Written instruction — Find the line containing "What's the underlying" in the entries; transcribe it and all remaining lines through the end, exactly as they appear, but not the pictures.
================================
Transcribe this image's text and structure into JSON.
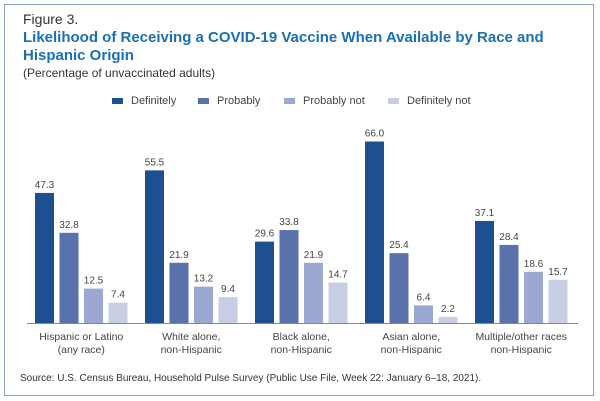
{
  "figure_label": "Figure 3.",
  "title": "Likelihood of Receiving a COVID-19 Vaccine When Available by Race and Hispanic Origin",
  "subtitle": "(Percentage of unvaccinated adults)",
  "source": "Source: U.S. Census Bureau, Household Pulse Survey (Public Use File, Week 22: January 6–18, 2021).",
  "chart_data": {
    "type": "bar",
    "title": "Likelihood of Receiving a COVID-19 Vaccine When Available by Race and Hispanic Origin",
    "subtitle": "(Percentage of unvaccinated adults)",
    "xlabel": "",
    "ylabel": "",
    "ylim": [
      0,
      70
    ],
    "grid": false,
    "legend_position": "top-center",
    "categories": [
      [
        "Hispanic or Latino",
        "(any race)"
      ],
      [
        "White alone,",
        "non-Hispanic"
      ],
      [
        "Black alone,",
        "non-Hispanic"
      ],
      [
        "Asian alone,",
        "non-Hispanic"
      ],
      [
        "Multiple/other races",
        "non-Hispanic"
      ]
    ],
    "series": [
      {
        "name": "Definitely",
        "color": "#1d4f91",
        "values": [
          47.3,
          55.5,
          29.6,
          66.0,
          37.1
        ]
      },
      {
        "name": "Probably",
        "color": "#5a72ab",
        "values": [
          32.8,
          21.9,
          33.8,
          25.4,
          28.4
        ]
      },
      {
        "name": "Probably not",
        "color": "#9aa8d2",
        "values": [
          12.5,
          13.2,
          21.9,
          6.4,
          18.6
        ]
      },
      {
        "name": "Definitely not",
        "color": "#c8cfe5",
        "values": [
          7.4,
          9.4,
          14.7,
          2.2,
          15.7
        ]
      }
    ],
    "value_labels": [
      [
        "47.3",
        "55.5",
        "29.6",
        "66.0",
        "37.1"
      ],
      [
        "32.8",
        "21.9",
        "33.8",
        "25.4",
        "28.4"
      ],
      [
        "12.5",
        "13.2",
        "21.9",
        "6.4",
        "18.6"
      ],
      [
        "7.4",
        "9.4",
        "14.7",
        "2.2",
        "15.7"
      ]
    ]
  }
}
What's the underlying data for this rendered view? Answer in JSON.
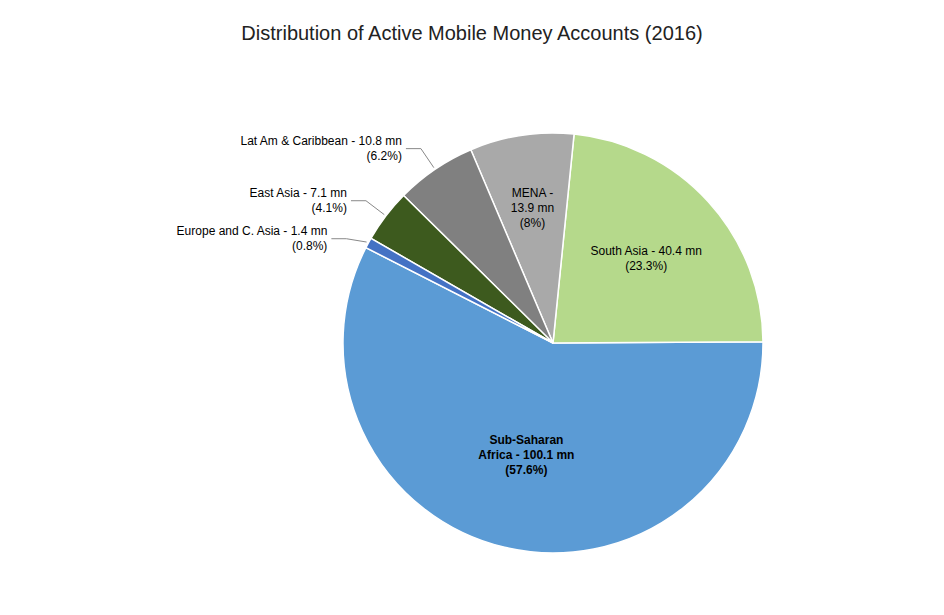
{
  "chart_data": {
    "type": "pie",
    "title": "Distribution of Active Mobile Money Accounts (2016)",
    "categories": [
      "Sub-Saharan\nAfrica - 100.1 mn\n(57.6%)",
      "South Asia - 40.4 mn\n(23.3%)",
      "MENA -\n13.9 mn\n(8%)",
      "Lat Am & Caribbean - 10.8 mn\n(6.2%)",
      "East Asia - 7.1 mn\n(4.1%)",
      "Europe and C. Asia - 1.4 mn\n(0.8%)"
    ],
    "values": [
      57.6,
      23.3,
      8,
      6.2,
      4.1,
      0.8
    ],
    "colors": [
      "#5B9BD5",
      "#B5D98B",
      "#A9A9A9",
      "#808080",
      "#3D5A1E",
      "#4472C4"
    ]
  }
}
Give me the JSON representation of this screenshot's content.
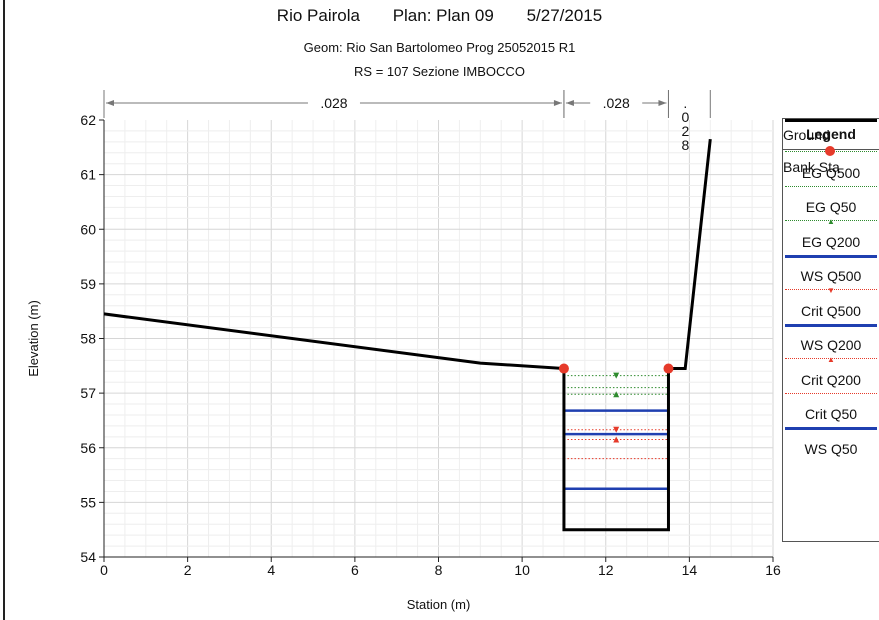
================================
Reply —
What's the underlying data for this rendered view? Answer in JSON.
{
  "chart_data": {
    "type": "pie",
    "title": "Distribution of Active Mobile Money Accounts (2016)",
    "categories": [
      "Sub-Saharan\nAfrica - 100.1 mn\n(57.6%)",
      "South Asia - 40.4 mn\n(23.3%)",
      "MENA -\n13.9 mn\n(8%)",
      "Lat Am & Caribbean - 10.8 mn\n(6.2%)",
      "East Asia - 7.1 mn\n(4.1%)",
      "Europe and C. Asia - 1.4 mn\n(0.8%)"
    ],
    "values": [
      57.6,
      23.3,
      8,
      6.2,
      4.1,
      0.8
    ],
    "colors": [
      "#5B9BD5",
      "#B5D98B",
      "#A9A9A9",
      "#808080",
      "#3D5A1E",
      "#4472C4"
    ]
  }
}
Give me the JSON representation of this screenshot's content.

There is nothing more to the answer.